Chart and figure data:
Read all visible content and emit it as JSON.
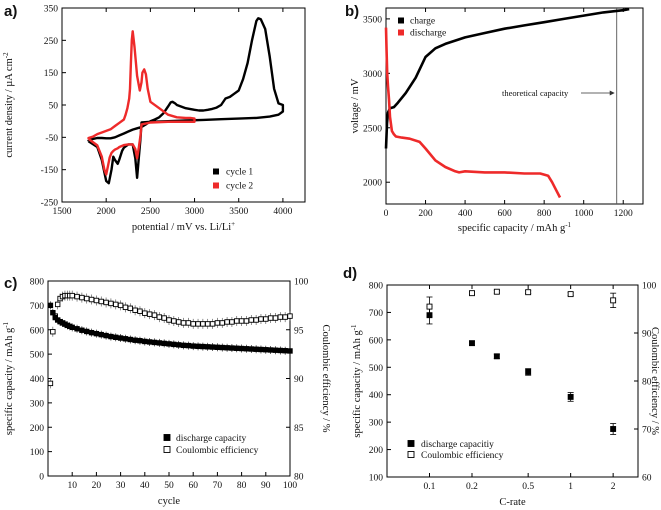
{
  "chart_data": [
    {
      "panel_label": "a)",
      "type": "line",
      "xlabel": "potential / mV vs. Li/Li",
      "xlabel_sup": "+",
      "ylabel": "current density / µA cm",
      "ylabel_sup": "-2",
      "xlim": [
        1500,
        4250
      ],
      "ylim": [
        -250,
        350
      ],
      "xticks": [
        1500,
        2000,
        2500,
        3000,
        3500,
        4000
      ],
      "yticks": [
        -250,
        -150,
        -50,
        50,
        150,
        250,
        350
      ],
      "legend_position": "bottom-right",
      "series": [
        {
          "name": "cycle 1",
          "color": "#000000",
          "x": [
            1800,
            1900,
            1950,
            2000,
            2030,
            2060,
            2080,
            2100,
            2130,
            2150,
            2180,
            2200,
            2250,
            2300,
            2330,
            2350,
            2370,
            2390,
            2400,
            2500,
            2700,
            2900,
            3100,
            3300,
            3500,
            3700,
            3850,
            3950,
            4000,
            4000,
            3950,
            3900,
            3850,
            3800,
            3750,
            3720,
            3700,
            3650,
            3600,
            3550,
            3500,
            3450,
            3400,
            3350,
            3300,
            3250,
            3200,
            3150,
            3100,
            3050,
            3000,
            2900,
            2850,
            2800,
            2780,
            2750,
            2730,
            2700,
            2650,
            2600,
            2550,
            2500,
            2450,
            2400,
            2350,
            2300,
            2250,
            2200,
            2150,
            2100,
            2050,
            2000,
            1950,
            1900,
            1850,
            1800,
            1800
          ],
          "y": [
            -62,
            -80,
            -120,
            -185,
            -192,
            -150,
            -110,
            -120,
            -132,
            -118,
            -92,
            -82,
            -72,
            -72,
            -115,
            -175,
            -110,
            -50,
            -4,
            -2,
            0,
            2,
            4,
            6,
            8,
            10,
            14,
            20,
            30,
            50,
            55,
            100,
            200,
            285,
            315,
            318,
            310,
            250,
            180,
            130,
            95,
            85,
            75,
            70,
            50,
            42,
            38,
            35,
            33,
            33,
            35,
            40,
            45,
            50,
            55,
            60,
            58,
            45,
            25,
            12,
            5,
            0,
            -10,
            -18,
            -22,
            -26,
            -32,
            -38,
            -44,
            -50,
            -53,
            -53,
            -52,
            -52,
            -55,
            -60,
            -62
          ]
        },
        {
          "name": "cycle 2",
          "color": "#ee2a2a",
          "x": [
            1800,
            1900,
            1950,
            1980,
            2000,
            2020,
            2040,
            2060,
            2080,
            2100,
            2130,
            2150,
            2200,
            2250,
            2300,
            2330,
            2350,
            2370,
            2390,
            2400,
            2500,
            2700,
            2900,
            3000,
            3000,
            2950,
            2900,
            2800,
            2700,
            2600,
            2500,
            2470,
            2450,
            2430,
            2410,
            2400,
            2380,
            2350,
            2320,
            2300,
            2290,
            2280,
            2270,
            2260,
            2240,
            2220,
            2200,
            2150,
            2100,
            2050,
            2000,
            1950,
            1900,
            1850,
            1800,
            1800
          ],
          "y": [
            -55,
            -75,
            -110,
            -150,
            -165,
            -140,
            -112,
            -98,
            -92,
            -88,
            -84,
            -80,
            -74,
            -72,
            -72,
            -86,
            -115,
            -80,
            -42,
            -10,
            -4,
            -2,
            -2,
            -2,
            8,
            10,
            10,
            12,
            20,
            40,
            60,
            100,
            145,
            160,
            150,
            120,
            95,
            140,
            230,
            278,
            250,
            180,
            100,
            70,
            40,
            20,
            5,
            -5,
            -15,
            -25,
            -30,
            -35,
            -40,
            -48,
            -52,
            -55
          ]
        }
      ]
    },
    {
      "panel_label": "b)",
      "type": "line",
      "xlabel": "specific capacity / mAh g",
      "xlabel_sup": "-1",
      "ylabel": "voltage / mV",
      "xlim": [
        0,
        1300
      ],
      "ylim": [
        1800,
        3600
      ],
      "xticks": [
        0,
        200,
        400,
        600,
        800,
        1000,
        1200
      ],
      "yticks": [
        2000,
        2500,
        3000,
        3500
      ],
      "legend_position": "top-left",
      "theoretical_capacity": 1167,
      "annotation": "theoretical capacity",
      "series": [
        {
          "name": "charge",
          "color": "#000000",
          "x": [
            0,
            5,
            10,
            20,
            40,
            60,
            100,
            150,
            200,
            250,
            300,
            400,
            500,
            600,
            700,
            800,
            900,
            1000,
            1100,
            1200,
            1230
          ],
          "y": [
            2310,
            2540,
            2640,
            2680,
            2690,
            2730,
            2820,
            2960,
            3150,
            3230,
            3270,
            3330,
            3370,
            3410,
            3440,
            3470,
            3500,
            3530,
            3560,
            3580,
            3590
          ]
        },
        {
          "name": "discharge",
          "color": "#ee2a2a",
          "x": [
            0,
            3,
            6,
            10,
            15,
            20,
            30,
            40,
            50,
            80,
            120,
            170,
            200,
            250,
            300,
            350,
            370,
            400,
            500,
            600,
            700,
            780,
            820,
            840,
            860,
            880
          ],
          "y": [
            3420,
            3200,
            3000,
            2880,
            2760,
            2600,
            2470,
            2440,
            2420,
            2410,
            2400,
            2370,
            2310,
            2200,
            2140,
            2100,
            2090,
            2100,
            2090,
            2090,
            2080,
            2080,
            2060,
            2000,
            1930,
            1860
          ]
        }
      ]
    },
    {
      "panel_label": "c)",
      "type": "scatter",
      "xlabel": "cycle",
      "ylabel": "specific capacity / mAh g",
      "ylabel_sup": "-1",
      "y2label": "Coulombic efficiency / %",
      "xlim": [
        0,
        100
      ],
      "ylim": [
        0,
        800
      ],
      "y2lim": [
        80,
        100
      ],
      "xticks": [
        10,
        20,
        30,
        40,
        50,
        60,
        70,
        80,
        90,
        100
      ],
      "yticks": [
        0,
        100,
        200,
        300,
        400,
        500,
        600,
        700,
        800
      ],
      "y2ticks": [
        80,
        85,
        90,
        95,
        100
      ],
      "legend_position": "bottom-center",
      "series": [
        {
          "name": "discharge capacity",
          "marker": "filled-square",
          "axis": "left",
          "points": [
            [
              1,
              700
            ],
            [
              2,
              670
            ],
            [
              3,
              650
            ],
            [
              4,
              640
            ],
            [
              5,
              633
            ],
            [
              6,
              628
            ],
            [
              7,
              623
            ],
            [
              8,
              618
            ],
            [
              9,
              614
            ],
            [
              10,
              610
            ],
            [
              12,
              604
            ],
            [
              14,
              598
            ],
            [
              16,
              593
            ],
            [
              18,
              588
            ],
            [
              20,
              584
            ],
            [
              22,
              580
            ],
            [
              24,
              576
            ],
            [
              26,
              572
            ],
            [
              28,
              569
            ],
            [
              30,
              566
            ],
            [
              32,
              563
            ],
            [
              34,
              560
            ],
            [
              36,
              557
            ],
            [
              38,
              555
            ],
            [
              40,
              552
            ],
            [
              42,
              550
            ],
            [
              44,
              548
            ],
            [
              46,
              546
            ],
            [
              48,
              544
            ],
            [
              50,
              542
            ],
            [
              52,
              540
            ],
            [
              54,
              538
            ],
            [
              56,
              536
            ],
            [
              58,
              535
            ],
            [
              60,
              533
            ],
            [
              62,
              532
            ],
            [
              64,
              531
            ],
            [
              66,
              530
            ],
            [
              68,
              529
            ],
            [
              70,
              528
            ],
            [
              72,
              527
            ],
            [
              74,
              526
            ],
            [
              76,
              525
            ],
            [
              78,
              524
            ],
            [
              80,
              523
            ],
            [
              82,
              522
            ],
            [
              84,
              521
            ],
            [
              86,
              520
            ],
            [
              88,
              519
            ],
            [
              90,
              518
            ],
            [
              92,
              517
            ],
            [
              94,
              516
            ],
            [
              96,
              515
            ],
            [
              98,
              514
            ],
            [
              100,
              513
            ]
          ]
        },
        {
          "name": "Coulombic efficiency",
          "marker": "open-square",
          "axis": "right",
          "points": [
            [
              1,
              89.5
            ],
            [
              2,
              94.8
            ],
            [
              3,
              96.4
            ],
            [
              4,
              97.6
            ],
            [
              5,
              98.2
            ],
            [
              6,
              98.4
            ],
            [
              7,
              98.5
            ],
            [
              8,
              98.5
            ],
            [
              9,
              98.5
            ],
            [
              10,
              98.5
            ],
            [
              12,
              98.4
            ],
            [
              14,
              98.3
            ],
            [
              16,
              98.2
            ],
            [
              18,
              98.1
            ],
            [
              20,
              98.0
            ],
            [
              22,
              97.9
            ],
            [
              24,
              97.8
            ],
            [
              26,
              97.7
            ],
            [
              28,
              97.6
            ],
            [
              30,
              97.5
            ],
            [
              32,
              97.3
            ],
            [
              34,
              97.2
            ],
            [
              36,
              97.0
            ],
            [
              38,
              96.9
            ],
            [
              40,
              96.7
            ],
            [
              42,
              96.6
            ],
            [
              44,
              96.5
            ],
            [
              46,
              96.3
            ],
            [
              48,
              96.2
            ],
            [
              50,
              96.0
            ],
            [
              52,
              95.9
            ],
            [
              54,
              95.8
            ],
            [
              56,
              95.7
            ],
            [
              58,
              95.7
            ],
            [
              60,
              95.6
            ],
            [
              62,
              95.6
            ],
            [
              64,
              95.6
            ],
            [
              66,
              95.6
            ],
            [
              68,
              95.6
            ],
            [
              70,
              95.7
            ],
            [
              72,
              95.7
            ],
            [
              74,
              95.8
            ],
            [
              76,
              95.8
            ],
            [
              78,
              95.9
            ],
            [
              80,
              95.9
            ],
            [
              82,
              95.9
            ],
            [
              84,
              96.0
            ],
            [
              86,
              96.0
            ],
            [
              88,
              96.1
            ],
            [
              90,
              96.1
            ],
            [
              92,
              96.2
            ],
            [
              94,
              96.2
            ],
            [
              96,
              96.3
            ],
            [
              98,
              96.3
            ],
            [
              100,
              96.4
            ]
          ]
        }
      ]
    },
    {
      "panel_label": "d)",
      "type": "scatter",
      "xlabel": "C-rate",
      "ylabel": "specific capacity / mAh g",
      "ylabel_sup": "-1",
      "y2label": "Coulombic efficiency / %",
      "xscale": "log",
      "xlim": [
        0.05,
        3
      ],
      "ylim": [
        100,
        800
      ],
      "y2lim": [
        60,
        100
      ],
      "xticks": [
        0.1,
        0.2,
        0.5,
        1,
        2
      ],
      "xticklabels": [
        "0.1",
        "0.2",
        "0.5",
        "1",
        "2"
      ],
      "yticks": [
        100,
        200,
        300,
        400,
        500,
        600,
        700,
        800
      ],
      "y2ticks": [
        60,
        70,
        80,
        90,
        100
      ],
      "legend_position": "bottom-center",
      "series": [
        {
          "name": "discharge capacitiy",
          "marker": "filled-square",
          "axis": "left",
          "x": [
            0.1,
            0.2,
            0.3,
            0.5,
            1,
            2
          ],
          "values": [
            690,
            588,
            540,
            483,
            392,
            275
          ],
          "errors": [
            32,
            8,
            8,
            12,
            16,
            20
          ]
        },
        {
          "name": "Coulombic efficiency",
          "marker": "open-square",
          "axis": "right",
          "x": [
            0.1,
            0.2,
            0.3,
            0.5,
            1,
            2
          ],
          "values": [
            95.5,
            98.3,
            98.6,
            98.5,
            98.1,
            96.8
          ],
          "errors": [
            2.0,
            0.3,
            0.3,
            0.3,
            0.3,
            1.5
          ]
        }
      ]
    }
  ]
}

--

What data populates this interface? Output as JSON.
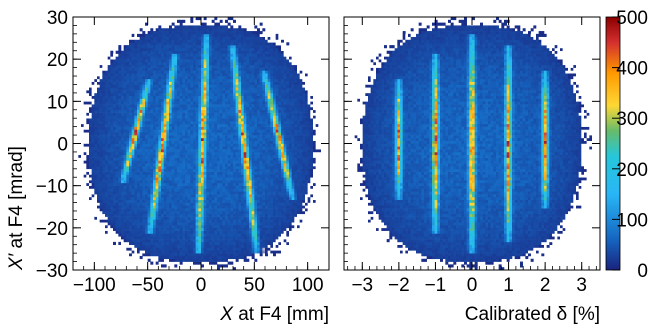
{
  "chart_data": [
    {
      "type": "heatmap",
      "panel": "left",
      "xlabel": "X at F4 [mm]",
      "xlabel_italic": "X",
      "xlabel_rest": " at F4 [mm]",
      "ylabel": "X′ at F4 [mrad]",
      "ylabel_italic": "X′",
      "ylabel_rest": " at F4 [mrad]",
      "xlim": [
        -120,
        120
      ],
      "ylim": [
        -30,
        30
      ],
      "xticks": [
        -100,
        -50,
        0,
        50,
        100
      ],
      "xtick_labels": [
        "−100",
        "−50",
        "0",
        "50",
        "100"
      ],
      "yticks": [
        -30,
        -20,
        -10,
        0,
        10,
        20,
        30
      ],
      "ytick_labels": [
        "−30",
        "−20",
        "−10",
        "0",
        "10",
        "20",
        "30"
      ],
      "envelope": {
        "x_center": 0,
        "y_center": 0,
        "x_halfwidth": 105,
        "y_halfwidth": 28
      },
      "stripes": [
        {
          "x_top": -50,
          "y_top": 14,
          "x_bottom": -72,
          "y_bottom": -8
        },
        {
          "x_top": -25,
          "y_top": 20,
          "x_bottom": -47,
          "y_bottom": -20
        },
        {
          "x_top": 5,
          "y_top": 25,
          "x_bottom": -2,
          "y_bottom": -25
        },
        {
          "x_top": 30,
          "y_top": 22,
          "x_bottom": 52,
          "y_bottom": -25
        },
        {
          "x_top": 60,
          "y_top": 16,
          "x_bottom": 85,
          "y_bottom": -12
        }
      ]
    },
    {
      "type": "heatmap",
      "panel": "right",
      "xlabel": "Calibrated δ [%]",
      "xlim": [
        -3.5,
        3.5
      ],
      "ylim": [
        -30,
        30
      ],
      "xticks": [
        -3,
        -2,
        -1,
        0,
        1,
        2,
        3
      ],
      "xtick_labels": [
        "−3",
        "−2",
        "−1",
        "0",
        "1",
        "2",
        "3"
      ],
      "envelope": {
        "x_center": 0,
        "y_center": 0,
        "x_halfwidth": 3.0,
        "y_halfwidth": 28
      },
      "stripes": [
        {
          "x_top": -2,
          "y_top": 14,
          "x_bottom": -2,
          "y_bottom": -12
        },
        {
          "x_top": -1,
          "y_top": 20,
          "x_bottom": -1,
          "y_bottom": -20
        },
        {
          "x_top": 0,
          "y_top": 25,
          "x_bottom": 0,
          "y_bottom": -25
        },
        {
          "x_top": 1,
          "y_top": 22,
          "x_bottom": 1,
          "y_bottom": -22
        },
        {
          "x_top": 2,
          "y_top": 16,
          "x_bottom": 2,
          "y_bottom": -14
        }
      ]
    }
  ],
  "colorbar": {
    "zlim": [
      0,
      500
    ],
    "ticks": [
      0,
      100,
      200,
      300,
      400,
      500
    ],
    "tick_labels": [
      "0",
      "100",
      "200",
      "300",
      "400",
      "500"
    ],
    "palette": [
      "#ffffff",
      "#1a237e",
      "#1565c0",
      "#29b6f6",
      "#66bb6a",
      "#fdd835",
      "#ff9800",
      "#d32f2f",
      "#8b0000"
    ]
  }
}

## WORK TO DO
From the entries above, extract every line where the word "left" appears.

## TASK SOLUTION
      "legend_position": "top-left",
          "axis": "left",
          "axis": "left",
      "panel": "left",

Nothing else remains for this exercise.